=== Task to carry out ===
Wherever the string "screenshot" appears, copy the whole line.
-------- Data shown
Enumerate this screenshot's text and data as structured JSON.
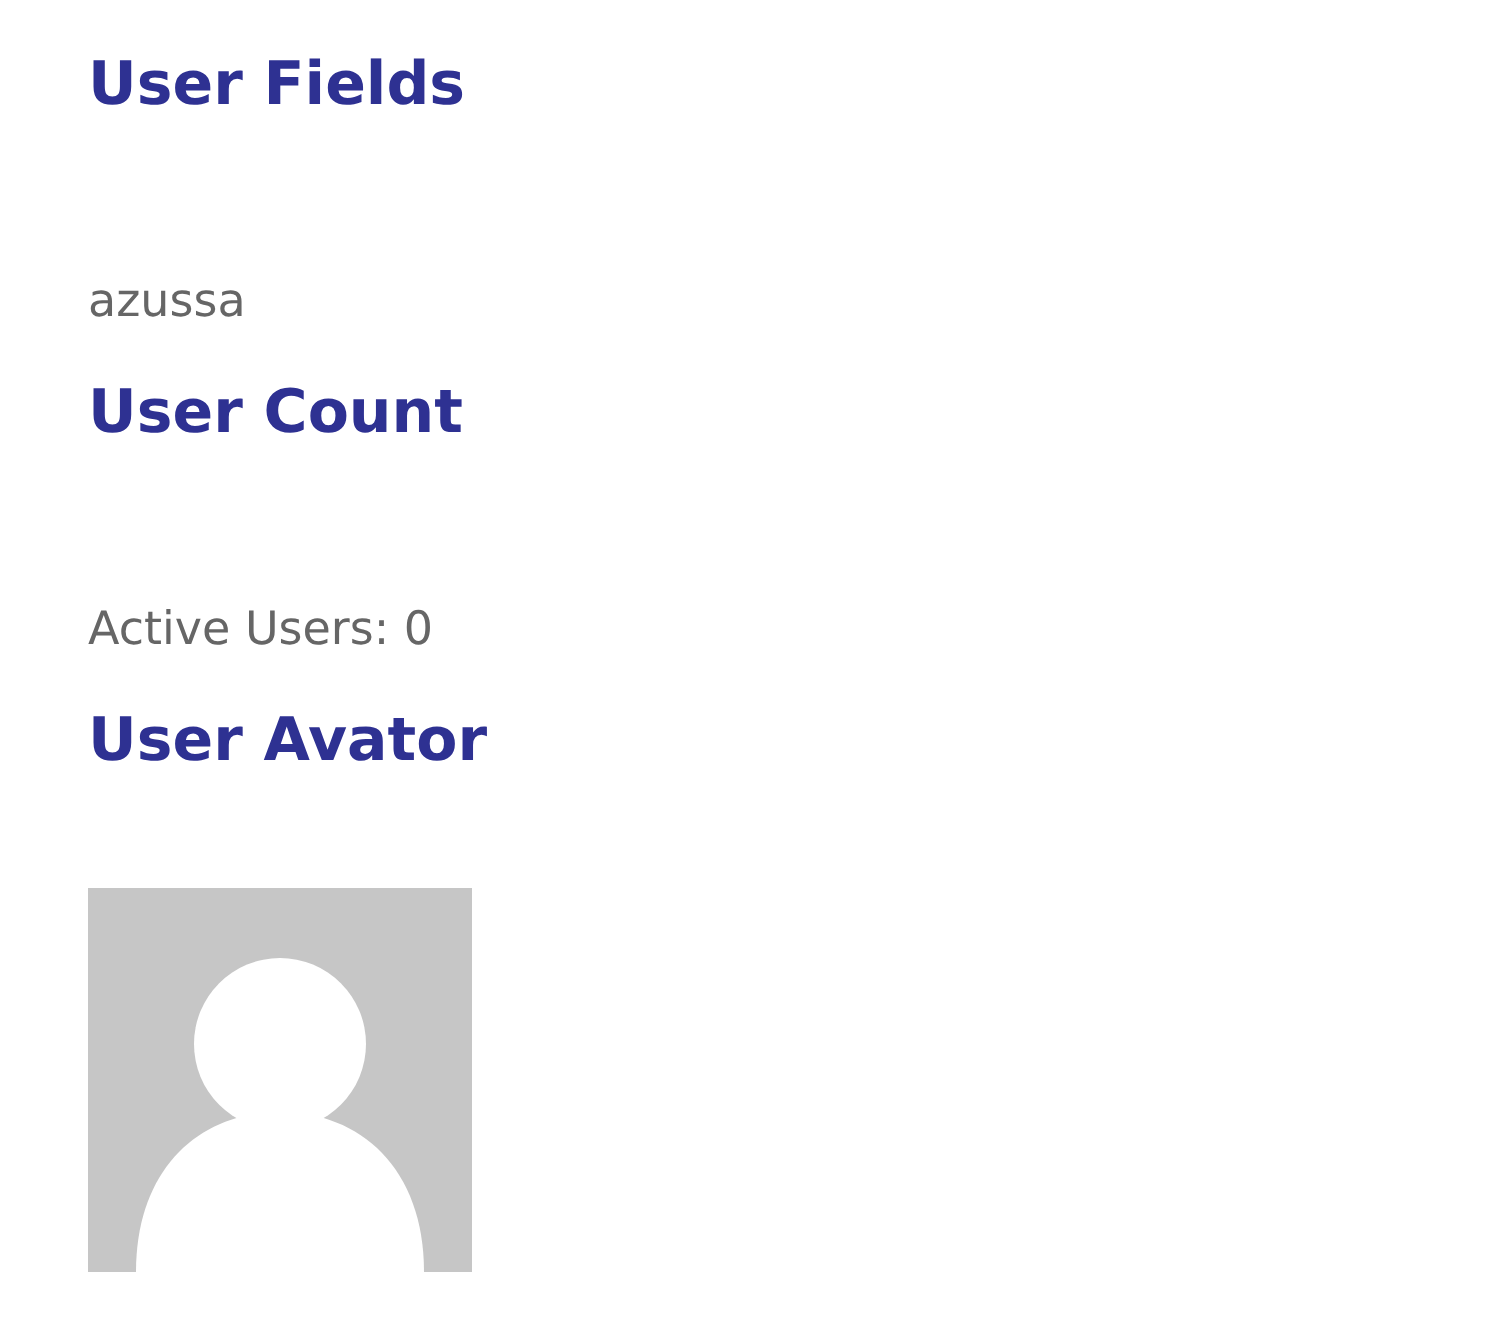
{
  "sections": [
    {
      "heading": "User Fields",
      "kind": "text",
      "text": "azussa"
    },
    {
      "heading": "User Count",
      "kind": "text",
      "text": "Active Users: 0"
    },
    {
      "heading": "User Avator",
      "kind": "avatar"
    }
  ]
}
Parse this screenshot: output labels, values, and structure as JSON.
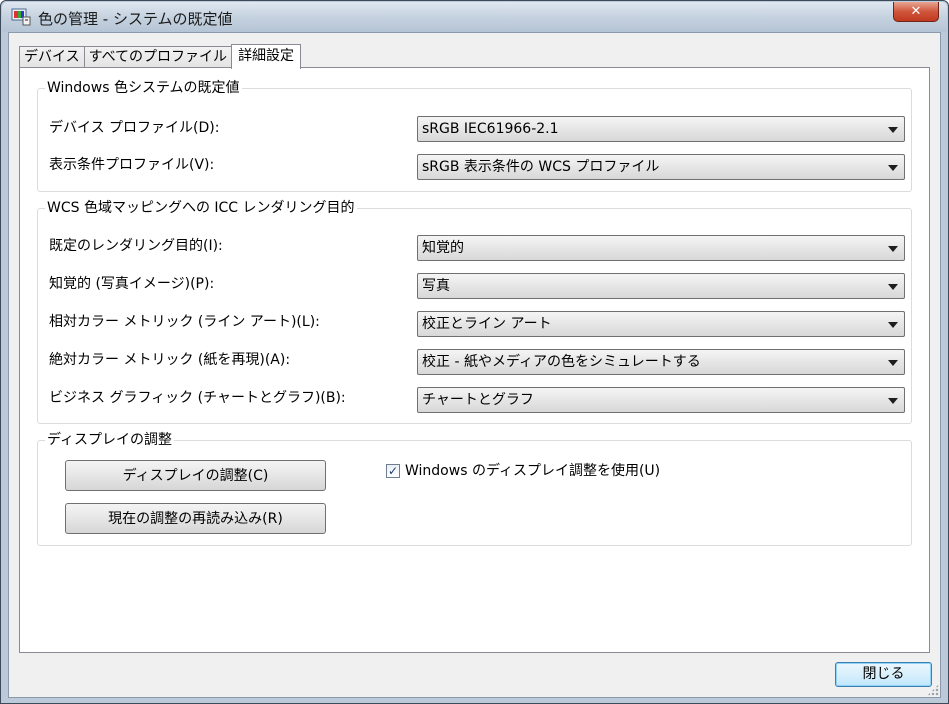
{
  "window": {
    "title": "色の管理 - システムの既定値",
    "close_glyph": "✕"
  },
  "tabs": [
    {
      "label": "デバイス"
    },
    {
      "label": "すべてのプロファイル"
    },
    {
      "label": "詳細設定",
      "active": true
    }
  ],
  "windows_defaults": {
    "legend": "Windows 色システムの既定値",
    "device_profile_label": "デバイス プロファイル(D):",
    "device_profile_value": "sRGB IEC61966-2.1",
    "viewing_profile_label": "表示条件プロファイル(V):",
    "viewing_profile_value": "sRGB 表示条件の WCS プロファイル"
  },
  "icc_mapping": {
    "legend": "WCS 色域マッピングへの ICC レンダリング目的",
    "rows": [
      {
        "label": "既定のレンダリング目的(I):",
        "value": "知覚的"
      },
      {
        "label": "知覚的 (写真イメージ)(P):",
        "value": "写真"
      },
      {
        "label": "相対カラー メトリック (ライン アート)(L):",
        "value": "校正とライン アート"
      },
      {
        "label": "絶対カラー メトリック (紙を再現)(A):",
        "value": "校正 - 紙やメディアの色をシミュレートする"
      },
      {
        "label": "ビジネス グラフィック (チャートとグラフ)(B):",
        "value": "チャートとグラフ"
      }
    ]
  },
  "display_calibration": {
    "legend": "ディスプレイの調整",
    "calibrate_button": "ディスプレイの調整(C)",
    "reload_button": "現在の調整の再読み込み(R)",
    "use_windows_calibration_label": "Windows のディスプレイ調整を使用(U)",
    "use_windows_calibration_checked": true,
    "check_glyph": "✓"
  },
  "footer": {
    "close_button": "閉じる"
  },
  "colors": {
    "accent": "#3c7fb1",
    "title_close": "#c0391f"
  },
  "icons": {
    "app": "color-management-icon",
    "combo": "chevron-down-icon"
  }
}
----------------
=== Answer in full ===
Enumerate this screenshot's text and data as structured JSON.
Parse this screenshot: output labels, values, and structure as JSON.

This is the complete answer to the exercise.